Will you give every entry again exactly as it stands?
## START Records for this task
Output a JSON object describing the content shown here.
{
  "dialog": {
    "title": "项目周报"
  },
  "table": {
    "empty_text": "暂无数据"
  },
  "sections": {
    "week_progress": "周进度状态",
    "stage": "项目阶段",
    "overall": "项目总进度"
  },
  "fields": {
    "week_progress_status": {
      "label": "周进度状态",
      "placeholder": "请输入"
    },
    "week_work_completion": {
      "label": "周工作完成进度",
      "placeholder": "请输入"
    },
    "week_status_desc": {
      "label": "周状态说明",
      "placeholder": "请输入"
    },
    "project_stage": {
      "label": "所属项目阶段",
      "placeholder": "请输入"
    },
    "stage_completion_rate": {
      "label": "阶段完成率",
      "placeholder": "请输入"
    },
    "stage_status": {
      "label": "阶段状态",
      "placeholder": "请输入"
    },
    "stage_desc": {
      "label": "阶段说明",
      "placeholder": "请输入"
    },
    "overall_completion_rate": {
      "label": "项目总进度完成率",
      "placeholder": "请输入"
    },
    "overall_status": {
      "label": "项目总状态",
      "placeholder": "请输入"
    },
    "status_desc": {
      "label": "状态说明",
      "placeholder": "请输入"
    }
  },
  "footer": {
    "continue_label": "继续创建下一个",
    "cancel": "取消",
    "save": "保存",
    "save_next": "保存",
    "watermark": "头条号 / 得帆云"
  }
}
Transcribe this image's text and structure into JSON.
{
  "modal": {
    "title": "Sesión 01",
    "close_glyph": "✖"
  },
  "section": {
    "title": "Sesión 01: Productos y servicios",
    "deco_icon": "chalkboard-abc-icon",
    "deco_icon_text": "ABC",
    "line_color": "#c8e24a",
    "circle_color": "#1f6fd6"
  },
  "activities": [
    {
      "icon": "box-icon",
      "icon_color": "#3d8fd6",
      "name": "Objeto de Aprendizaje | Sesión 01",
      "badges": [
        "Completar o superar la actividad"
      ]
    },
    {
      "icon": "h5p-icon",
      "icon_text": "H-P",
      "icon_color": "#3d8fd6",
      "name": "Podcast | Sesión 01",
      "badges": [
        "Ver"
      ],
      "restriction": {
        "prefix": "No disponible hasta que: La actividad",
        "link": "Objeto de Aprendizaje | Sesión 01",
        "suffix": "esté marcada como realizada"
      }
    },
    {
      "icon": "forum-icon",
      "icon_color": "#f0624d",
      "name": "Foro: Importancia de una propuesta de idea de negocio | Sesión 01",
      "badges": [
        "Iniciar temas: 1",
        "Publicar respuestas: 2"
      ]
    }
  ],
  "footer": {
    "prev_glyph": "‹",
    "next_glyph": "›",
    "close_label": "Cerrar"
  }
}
## END Records for this task
▶ **Task answer**:
Output a JSON object describing the content shown here.
{
  "dialog": {
    "title": "项目周报"
  },
  "table": {
    "empty_text": "暂无数据"
  },
  "sections": {
    "week_progress": "周进度状态",
    "stage": "项目阶段",
    "overall": "项目总进度"
  },
  "fields": {
    "week_progress_status": {
      "label": "周进度状态",
      "placeholder": "请输入"
    },
    "week_work_completion": {
      "label": "周工作完成进度",
      "placeholder": "请输入"
    },
    "week_status_desc": {
      "label": "周状态说明",
      "placeholder": "请输入"
    },
    "project_stage": {
      "label": "所属项目阶段",
      "placeholder": "请输入"
    },
    "stage_completion_rate": {
      "label": "阶段完成率",
      "placeholder": "请输入"
    },
    "stage_status": {
      "label": "阶段状态",
      "placeholder": "请输入"
    },
    "stage_desc": {
      "label": "阶段说明",
      "placeholder": "请输入"
    },
    "overall_completion_rate": {
      "label": "项目总进度完成率",
      "placeholder": "请输入"
    },
    "overall_status": {
      "label": "项目总状态",
      "placeholder": "请输入"
    },
    "status_desc": {
      "label": "状态说明",
      "placeholder": "请输入"
    }
  },
  "footer": {
    "continue_label": "继续创建下一个",
    "cancel": "取消",
    "save": "保存",
    "save_next": "保存",
    "watermark": "头条号 / 得帆云"
  }
}
Transcribe this image's text and structure into JSON.
{
  "modal": {
    "title": "Sesión 01",
    "close_glyph": "✖"
  },
  "section": {
    "title": "Sesión 01: Productos y servicios",
    "deco_icon": "chalkboard-abc-icon",
    "deco_icon_text": "ABC",
    "line_color": "#c8e24a",
    "circle_color": "#1f6fd6"
  },
  "activities": [
    {
      "icon": "box-icon",
      "icon_color": "#3d8fd6",
      "name": "Objeto de Aprendizaje | Sesión 01",
      "badges": [
        "Completar o superar la actividad"
      ]
    },
    {
      "icon": "h5p-icon",
      "icon_text": "H-P",
      "icon_color": "#3d8fd6",
      "name": "Podcast | Sesión 01",
      "badges": [
        "Ver"
      ],
      "restriction": {
        "prefix": "No disponible hasta que: La actividad",
        "link": "Objeto de Aprendizaje | Sesión 01",
        "suffix": "esté marcada como realizada"
      }
    },
    {
      "icon": "forum-icon",
      "icon_color": "#f0624d",
      "name": "Foro: Importancia de una propuesta de idea de negocio | Sesión 01",
      "badges": [
        "Iniciar temas: 1",
        "Publicar respuestas: 2"
      ]
    }
  ],
  "footer": {
    "prev_glyph": "‹",
    "next_glyph": "›",
    "close_label": "Cerrar"
  }
}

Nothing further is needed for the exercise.